[Collected data entries]
******************************

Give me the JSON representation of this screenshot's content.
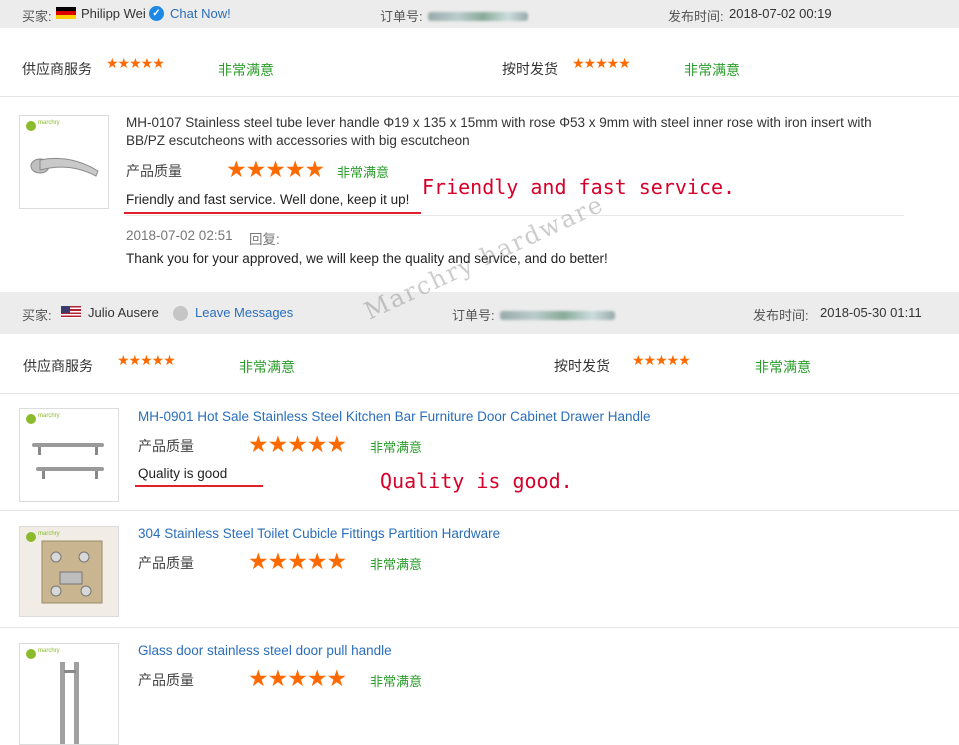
{
  "watermark": "Marchry hardware",
  "orders": [
    {
      "buyer_label": "买家:",
      "buyer_name": "Philipp Wei",
      "country_flag": "germany-flag-icon",
      "contact_link": "Chat Now!",
      "order_label": "订单号:",
      "time_label": "发布时间:",
      "time": "2018-07-02 00:19",
      "supplier_service_label": "供应商服务",
      "supplier_service_stars": "★★★★★",
      "supplier_service_verdict": "非常满意",
      "shipping_label": "按时发货",
      "shipping_stars": "★★★★★",
      "shipping_verdict": "非常满意",
      "products": [
        {
          "thumb_logo": "marchry",
          "title": "MH-0107 Stainless steel tube lever handle Φ19 x 135 x 15mm with rose Φ53 x 9mm with steel inner rose with iron insert with BB/PZ escutcheons with accessories with big escutcheon",
          "quality_label": "产品质量",
          "quality_stars": "★★★★★",
          "quality_verdict": "非常满意",
          "review": "Friendly and fast service. Well done, keep it up!",
          "annotation": "Friendly and fast service.",
          "reply_time": "2018-07-02 02:51",
          "reply_label": "回复:",
          "reply": "Thank you for your approved, we will keep the quality and service, and do better!"
        }
      ]
    },
    {
      "buyer_label": "买家:",
      "buyer_name": "Julio Ausere",
      "country_flag": "usa-flag-icon",
      "contact_link": "Leave Messages",
      "order_label": "订单号:",
      "time_label": "发布时间:",
      "time": "2018-05-30 01:11",
      "supplier_service_label": "供应商服务",
      "supplier_service_stars": "★★★★★",
      "supplier_service_verdict": "非常满意",
      "shipping_label": "按时发货",
      "shipping_stars": "★★★★★",
      "shipping_verdict": "非常满意",
      "products": [
        {
          "thumb_logo": "marchry",
          "title": "MH-0901 Hot Sale Stainless Steel Kitchen Bar Furniture Door Cabinet Drawer Handle",
          "quality_label": "产品质量",
          "quality_stars": "★★★★★",
          "quality_verdict": "非常满意",
          "review": "Quality is good",
          "annotation": "Quality is good."
        },
        {
          "thumb_logo": "marchry",
          "title": "304 Stainless Steel Toilet Cubicle Fittings Partition Hardware",
          "quality_label": "产品质量",
          "quality_stars": "★★★★★",
          "quality_verdict": "非常满意"
        },
        {
          "thumb_logo": "marchry",
          "title": "Glass door stainless steel door pull handle",
          "quality_label": "产品质量",
          "quality_stars": "★★★★★",
          "quality_verdict": "非常满意"
        }
      ]
    }
  ]
}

******************************

**Problem details:** Identify every line above that includes the word "review", and show those lines.

**Solved problem:**
          "review": "Friendly and fast service. Well done, keep it up!",
          "review": "Quality is good",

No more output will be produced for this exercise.